Exercise instructions: Render the data from the line containing "sys-time-label-text: 시간: [765, 684, 788, 698]" through the line containing "legend-label: GPU 클럭" as a Markdown table with the columns No. and Entry, omitting any blank lines.

(Layout element entries)
========

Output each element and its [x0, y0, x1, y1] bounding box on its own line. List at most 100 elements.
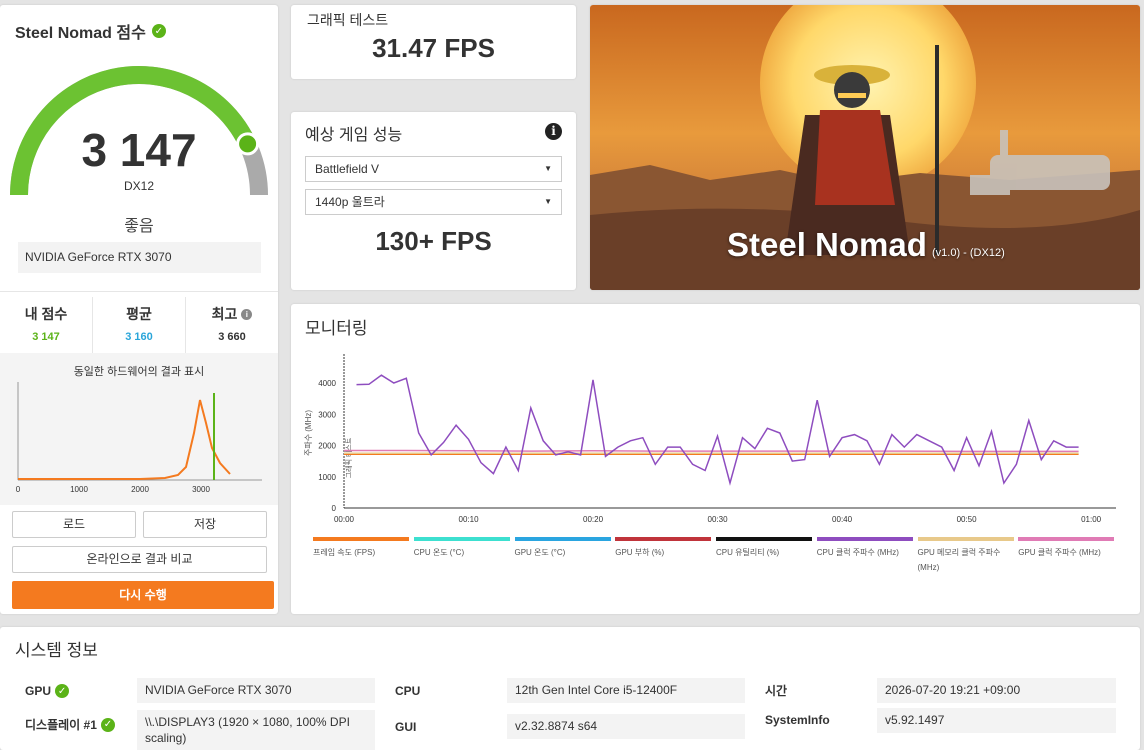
sys-time-label-text: 시간: [765, 684, 788, 698]
check-icon: ✓: [55, 684, 70, 698]
dist-tick-2000: 2000: [131, 485, 149, 494]
distribution-chart: 0 1000 2000 3000: [16, 382, 262, 494]
legend-label: GPU 부하 (%): [615, 548, 665, 557]
monitoring-card: 모니터링 0 1000 2000 3000 4000 00:00 00:10 00:20 00:…: [291, 304, 1140, 614]
game-performance-card: 예상 게임 성능 i Battlefield V ▼ 1440p 울트라 ▼ 1…: [291, 112, 576, 290]
sys-gpu-value: NVIDIA GeForce RTX 3070: [137, 678, 375, 703]
stat-best-label: 최고: [211, 306, 238, 322]
legend-label: GPU 클럭 주파수 (MHz): [1018, 548, 1101, 557]
sys-gui-label-text: GUI: [395, 720, 417, 734]
legend-swatch: [816, 537, 913, 541]
quality-select-value: 1440p 울트라: [315, 195, 385, 209]
sys-display-label-text: 디스플레이 #1: [25, 718, 97, 732]
legend-label: CPU 클럭 주파수 (MHz): [816, 548, 899, 557]
graphics-test-value: 31.47 FPS: [372, 33, 495, 63]
legend-swatch: [1018, 537, 1115, 541]
stat-best-value: 3 660: [218, 331, 246, 343]
legend-swatch: [514, 537, 611, 541]
sys-time-value: 2026-07-20 19:21 +09:00: [877, 678, 1116, 703]
save-button[interactable]: 저장: [143, 511, 267, 538]
stat-average-label: 평균: [126, 306, 152, 322]
legend-fps[interactable]: 프레임 속도 (FPS): [313, 537, 414, 575]
legend-cpu-temp[interactable]: CPU 온도 (°C): [413, 537, 515, 575]
game-select-value: Battlefield V: [315, 162, 380, 176]
benchmark-hero-image: Steel Nomad (v1.0) - (DX12): [590, 5, 1140, 290]
check-icon: ✓: [151, 24, 166, 38]
dist-curve: [18, 399, 231, 480]
stat-my-score: 내 점수 3 147: [0, 297, 92, 353]
legend-cpu-clock[interactable]: CPU 클럭 주파수 (MHz): [816, 537, 918, 575]
graphics-test-card: 그래픽 테스트 31.47 FPS: [291, 5, 576, 79]
legend-cpu-utility[interactable]: CPU 유틸리티 (%): [716, 537, 817, 575]
sys-systeminfo-value: v5.92.1497: [877, 708, 1116, 733]
legend-label: 프레임 속도 (FPS): [313, 548, 376, 557]
caret-down-icon: ▼: [544, 197, 552, 206]
sys-gui-value: v2.32.8874 s64: [507, 714, 745, 739]
legend-swatch: [615, 537, 712, 541]
mon-x-tick-label: 00:40: [832, 515, 853, 524]
mon-x-tick-label: 00:30: [708, 515, 729, 524]
score-api: DX12: [123, 179, 155, 193]
stat-my-score-label: 내 점수: [24, 306, 68, 322]
legend-swatch: [917, 537, 1014, 541]
sys-gui-label: GUI: [395, 720, 416, 734]
compare-online-button[interactable]: 온라인으로 결과 비교: [12, 546, 267, 573]
quality-select[interactable]: 1440p 울트라 ▼: [305, 189, 562, 215]
hero-title: Steel Nomad: [727, 226, 927, 263]
score-card: Steel Nomad 점수 ✓ 3 147 DX12 좋음 NVIDIA Ge…: [0, 5, 278, 614]
score-value: 3 147: [81, 124, 197, 176]
mon-x-tick-label: 00:00: [334, 515, 355, 524]
game-select[interactable]: Battlefield V ▼: [305, 156, 562, 182]
legend-gpu-temp[interactable]: GPU 온도 (°C): [514, 537, 616, 575]
hero-version: (v1.0) - (DX12): [932, 247, 1005, 259]
score-title: Steel Nomad 점수 ✓: [15, 19, 166, 43]
sys-cpu-label: CPU: [395, 684, 420, 698]
legend-swatch: [313, 537, 409, 541]
legend-gpu-clock[interactable]: GPU 클럭 주파수 (MHz): [1018, 537, 1119, 575]
score-stats-row: 내 점수 3 147 평균 3 160 최고 i 3 660: [0, 297, 278, 353]
caret-down-icon: ▼: [544, 164, 552, 173]
legend-label: CPU 온도 (°C): [413, 548, 465, 557]
check-icon: ✓: [100, 717, 115, 732]
info-icon[interactable]: i: [545, 123, 562, 140]
mon-x-tick-label: 00:20: [583, 515, 604, 524]
dist-tick-1000: 1000: [70, 485, 88, 494]
sys-systeminfo-label-text: SystemInfo: [765, 713, 830, 727]
mon-x-tick-label: 01:00: [1081, 515, 1102, 524]
mon-y-tick-label: 1000: [318, 473, 336, 482]
rerun-button[interactable]: 다시 수행: [12, 581, 274, 609]
mon-y-tick-label: 2000: [318, 442, 336, 451]
estimated-fps: 130+ FPS: [375, 226, 492, 256]
sys-cpu-value: 12th Gen Intel Core i5-12400F: [507, 678, 745, 703]
info-icon[interactable]: i: [241, 308, 253, 320]
sys-time-label: 시간: [765, 682, 787, 699]
mon-y-tick-label: 3000: [318, 410, 336, 419]
legend-gpu-load[interactable]: GPU 부하 (%): [615, 537, 716, 575]
stat-average-value: 3 160: [125, 331, 153, 343]
graphics-test-label: 그래픽 테스트: [307, 12, 389, 28]
stats-divider: [0, 291, 278, 292]
sys-gpu-label-text: GPU: [25, 684, 52, 698]
sys-display-value: \\.\DISPLAY3 (1920 × 1080, 100% DPI scal…: [137, 710, 375, 750]
sys-gpu-label: GPU ✓: [25, 684, 70, 698]
mon-series-line: [356, 374, 1079, 486]
dist-tick-0: 0: [16, 485, 21, 494]
game-performance-title: 예상 게임 성능: [305, 127, 403, 144]
stat-best: 최고 i 3 660: [185, 297, 278, 353]
legend-gpu-mem-clock[interactable]: GPU 메모리 클럭 주파수 (MHz): [917, 537, 1019, 575]
dist-tick-3000: 3000: [192, 485, 210, 494]
mon-y-tick-label: 0: [332, 504, 337, 513]
mon-y-axis-label: 주파수 (MHz): [304, 410, 313, 456]
legend-label: GPU 온도 (°C): [514, 548, 566, 557]
legend-label: CPU 유틸리티 (%): [716, 548, 780, 557]
load-button[interactable]: 로드: [12, 511, 136, 538]
score-gpu-name: NVIDIA GeForce RTX 3070: [18, 242, 261, 273]
stat-my-score-value: 3 147: [32, 331, 60, 343]
legend-swatch: [413, 537, 510, 541]
system-info-card: 시스템 정보 GPU ✓ NVIDIA GeForce RTX 3070 디스플…: [0, 627, 1140, 750]
sys-display-label: 디스플레이 #1 ✓: [25, 716, 115, 733]
distribution-panel: 동일한 하드웨어의 결과 표시 0 1000 2000 3000: [0, 353, 278, 505]
monitoring-chart: 0 1000 2000 3000 4000 00:00 00:10 00:20 00:30 00:…: [304, 354, 1116, 524]
stat-average: 평균 3 160: [92, 297, 185, 353]
legend-label: GPU 메모리 클럭 주파수 (MHz): [917, 548, 1001, 572]
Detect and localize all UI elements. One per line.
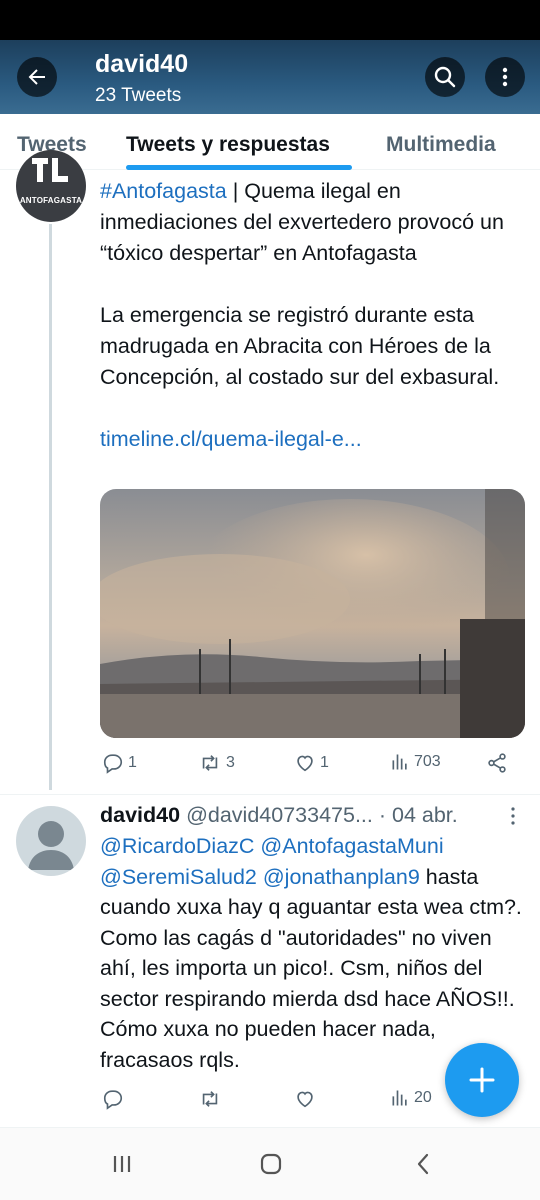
tweet-header: david40 @david40733475... · 04 abr. xyxy=(100,803,520,828)
search-button[interactable] xyxy=(425,57,465,97)
avatar-logo-text: ANTOFAGASTA xyxy=(19,196,83,205)
profile-name: david40 xyxy=(95,50,189,78)
tweet-paragraph: La emergencia se registró durante esta m… xyxy=(100,303,500,389)
status-bar xyxy=(0,0,540,40)
home-icon[interactable] xyxy=(259,1152,283,1176)
retweet-icon xyxy=(202,755,218,771)
views-button[interactable]: 703 xyxy=(390,752,441,772)
smoke-landscape-image xyxy=(100,489,525,738)
mention-link[interactable]: @jonathanplan9 xyxy=(263,865,420,889)
timeline-logo-icon xyxy=(32,158,68,182)
system-navigation-bar xyxy=(0,1128,540,1200)
retweet-icon xyxy=(202,1091,218,1107)
compose-plus-icon xyxy=(469,1067,495,1093)
retweet-button[interactable]: 3 xyxy=(198,752,235,774)
default-avatar-icon xyxy=(28,821,74,870)
views-icon xyxy=(392,754,407,770)
tweet-text: #Antofagasta | Quema ilegal en inmediaci… xyxy=(100,176,525,455)
tweet-date: · 04 abr. xyxy=(378,803,458,827)
hashtag-link[interactable]: #Antofagasta xyxy=(100,179,227,203)
tweet-image[interactable] xyxy=(100,489,525,738)
tweet-divider xyxy=(0,794,540,795)
reply-icon xyxy=(103,754,123,774)
avatar[interactable]: ANTOFAGASTA xyxy=(16,150,86,222)
views-button[interactable]: 20 xyxy=(390,1088,432,1108)
retweet-button[interactable] xyxy=(198,1088,226,1110)
tab-tweets-and-replies[interactable]: Tweets y respuestas xyxy=(126,133,330,157)
nav-back-icon[interactable] xyxy=(412,1152,436,1176)
back-arrow-icon xyxy=(28,69,45,85)
active-tab-indicator xyxy=(126,165,352,170)
mention-links[interactable]: @RicardoDiazC @AntofagastaMuni xyxy=(100,834,444,858)
avatar[interactable] xyxy=(16,806,86,876)
profile-tabs: Tweets Tweets y respuestas Multimedia xyxy=(0,114,540,170)
share-button[interactable] xyxy=(486,752,508,774)
retweet-count: 3 xyxy=(226,754,235,771)
tweet-count: 23 Tweets xyxy=(95,85,182,106)
reply-button[interactable]: 1 xyxy=(102,752,137,774)
tweet-more-icon[interactable] xyxy=(508,806,518,826)
back-button[interactable] xyxy=(17,57,57,97)
share-icon xyxy=(488,753,506,773)
author-handle[interactable]: @david40733475... xyxy=(186,803,373,827)
tweet-text: @RicardoDiazC @AntofagastaMuni @SeremiSa… xyxy=(100,831,525,1075)
compose-tweet-button[interactable] xyxy=(445,1043,519,1117)
mention-link[interactable]: @SeremiSalud2 xyxy=(100,865,257,889)
author-name[interactable]: david40 xyxy=(100,803,180,827)
like-count: 1 xyxy=(320,754,329,771)
reply-icon xyxy=(103,1090,123,1110)
like-icon xyxy=(297,755,313,772)
tweet-body: hasta cuando xuxa hay q aguantar esta we… xyxy=(100,864,522,1072)
like-button[interactable] xyxy=(294,1088,320,1110)
views-icon xyxy=(392,1090,407,1106)
tab-media[interactable]: Multimedia xyxy=(386,133,496,157)
like-icon xyxy=(297,1091,313,1108)
like-button[interactable]: 1 xyxy=(294,752,329,774)
more-vertical-icon xyxy=(502,67,508,87)
view-count: 703 xyxy=(414,753,441,770)
reply-button[interactable] xyxy=(102,1088,128,1110)
reply-count: 1 xyxy=(128,754,137,771)
recent-apps-icon[interactable] xyxy=(110,1152,134,1176)
profile-header: david40 23 Tweets xyxy=(0,40,540,114)
more-options-button[interactable] xyxy=(485,57,525,97)
thread-line xyxy=(49,224,52,790)
search-icon xyxy=(434,66,456,88)
tweet-actions: 1 3 1 703 xyxy=(100,752,520,782)
view-count: 20 xyxy=(414,1089,432,1106)
tweet-url-link[interactable]: timeline.cl/quema-ilegal-e... xyxy=(100,424,525,455)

========

Full output:
| No. | Entry |
|---|---|
| 1 | sys-time-label-text: 시간: [765, 684, 788, 698] |
| 2 | check-icon: ✓: [55, 684, 70, 698] |
| 3 | dist-tick-2000: 2000: [131, 485, 149, 494] |
| 4 | distribution-chart: 0 1000 2000 3000: [16, 382, 262, 494] |
| 5 | legend-label: GPU 부하 (%): [615, 548, 665, 557] |
| 6 | monitoring-card: 모니터링 0 1000 2000 3000 4000 00:00 00:10 00:20 00:…: [291, 304, 1140, 614] |
| 7 | game-performance-card: 예상 게임 성능 i Battlefield V ▼ 1440p 울트라 ▼ 1…: [291, 112, 576, 290] |
| 8 | sys-gpu-value: NVIDIA GeForce RTX 3070: [137, 678, 375, 703] |
| 9 | stat-best-label: 최고: [211, 306, 238, 322] |
| 10 | legend-label: GPU 클럭 주파수 (MHz): [1018, 548, 1101, 557] |